Exercise prompt: The records below are to be repeated in full, exactly as they are.

Dataset records:
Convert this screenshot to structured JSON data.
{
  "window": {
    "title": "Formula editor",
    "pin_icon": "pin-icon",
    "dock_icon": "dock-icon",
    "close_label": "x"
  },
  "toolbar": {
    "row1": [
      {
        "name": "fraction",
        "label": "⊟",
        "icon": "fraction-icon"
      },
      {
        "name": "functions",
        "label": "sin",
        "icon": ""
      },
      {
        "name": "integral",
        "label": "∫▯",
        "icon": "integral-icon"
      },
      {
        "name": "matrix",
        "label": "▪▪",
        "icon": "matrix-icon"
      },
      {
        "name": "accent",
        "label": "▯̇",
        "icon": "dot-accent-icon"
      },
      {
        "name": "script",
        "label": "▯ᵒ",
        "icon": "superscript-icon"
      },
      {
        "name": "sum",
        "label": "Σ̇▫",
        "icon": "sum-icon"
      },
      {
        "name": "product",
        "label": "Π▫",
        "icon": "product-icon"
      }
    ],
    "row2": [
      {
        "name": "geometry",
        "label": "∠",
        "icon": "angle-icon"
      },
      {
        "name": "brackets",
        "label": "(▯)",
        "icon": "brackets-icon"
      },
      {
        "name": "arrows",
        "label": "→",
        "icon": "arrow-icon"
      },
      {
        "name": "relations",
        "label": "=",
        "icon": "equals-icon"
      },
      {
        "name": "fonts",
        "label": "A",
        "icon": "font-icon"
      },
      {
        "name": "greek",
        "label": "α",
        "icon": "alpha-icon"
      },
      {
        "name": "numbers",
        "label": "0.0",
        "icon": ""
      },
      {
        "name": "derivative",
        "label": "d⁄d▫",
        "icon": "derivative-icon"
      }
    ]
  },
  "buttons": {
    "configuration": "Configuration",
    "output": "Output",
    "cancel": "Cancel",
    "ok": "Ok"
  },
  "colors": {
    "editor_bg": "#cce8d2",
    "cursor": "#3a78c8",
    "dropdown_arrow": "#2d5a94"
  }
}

Reply to the task:
Convert this screenshot to structured JSON data.
{
  "window": {
    "title": "Formula editor",
    "pin_icon": "pin-icon",
    "dock_icon": "dock-icon",
    "close_label": "x"
  },
  "toolbar": {
    "row1": [
      {
        "name": "fraction",
        "label": "⊟",
        "icon": "fraction-icon"
      },
      {
        "name": "functions",
        "label": "sin",
        "icon": ""
      },
      {
        "name": "integral",
        "label": "∫▯",
        "icon": "integral-icon"
      },
      {
        "name": "matrix",
        "label": "▪▪",
        "icon": "matrix-icon"
      },
      {
        "name": "accent",
        "label": "▯̇",
        "icon": "dot-accent-icon"
      },
      {
        "name": "script",
        "label": "▯ᵒ",
        "icon": "superscript-icon"
      },
      {
        "name": "sum",
        "label": "Σ̇▫",
        "icon": "sum-icon"
      },
      {
        "name": "product",
        "label": "Π▫",
        "icon": "product-icon"
      }
    ],
    "row2": [
      {
        "name": "geometry",
        "label": "∠",
        "icon": "angle-icon"
      },
      {
        "name": "brackets",
        "label": "(▯)",
        "icon": "brackets-icon"
      },
      {
        "name": "arrows",
        "label": "→",
        "icon": "arrow-icon"
      },
      {
        "name": "relations",
        "label": "=",
        "icon": "equals-icon"
      },
      {
        "name": "fonts",
        "label": "A",
        "icon": "font-icon"
      },
      {
        "name": "greek",
        "label": "α",
        "icon": "alpha-icon"
      },
      {
        "name": "numbers",
        "label": "0.0",
        "icon": ""
      },
      {
        "name": "derivative",
        "label": "d⁄d▫",
        "icon": "derivative-icon"
      }
    ]
  },
  "buttons": {
    "configuration": "Configuration",
    "output": "Output",
    "cancel": "Cancel",
    "ok": "Ok"
  },
  "colors": {
    "editor_bg": "#cce8d2",
    "cursor": "#3a78c8",
    "dropdown_arrow": "#2d5a94"
  }
}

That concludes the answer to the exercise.